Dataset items
— BEGIN —
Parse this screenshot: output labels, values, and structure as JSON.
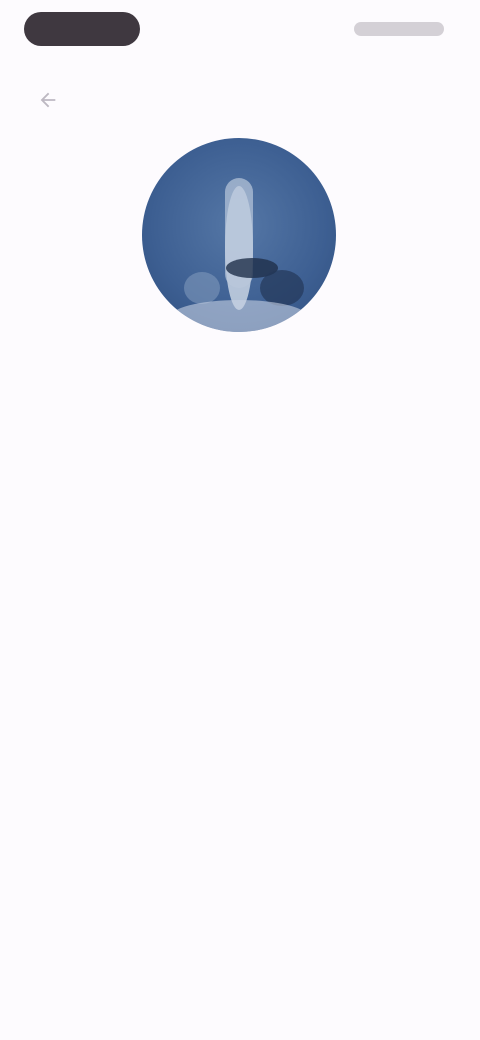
{
  "status_bar": {
    "left_indicator_icon": "status-pill",
    "right_indicators_icon": "status-icons"
  },
  "nav": {
    "back_icon": "arrow-back-icon"
  },
  "hero": {
    "image_icon": "profile-illustration"
  },
  "content": {
    "label": "",
    "description": "",
    "meta_link": ""
  },
  "colors": {
    "background": "#fdfbfe",
    "hero_blue": "#3d5f92",
    "text_primary": "#3a3540",
    "text_secondary": "#9b97a0"
  }
}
— END —
Quote the listing above in full, except for the pictures.

Parse this screenshot: output labels, values, and structure as JSON.
{
  "status_bar": {
    "left_indicator_icon": "status-pill",
    "right_indicators_icon": "status-icons"
  },
  "nav": {
    "back_icon": "arrow-back-icon"
  },
  "hero": {
    "image_icon": "profile-illustration"
  },
  "content": {
    "label": "",
    "description": "",
    "meta_link": ""
  },
  "colors": {
    "background": "#fdfbfe",
    "hero_blue": "#3d5f92",
    "text_primary": "#3a3540",
    "text_secondary": "#9b97a0"
  }
}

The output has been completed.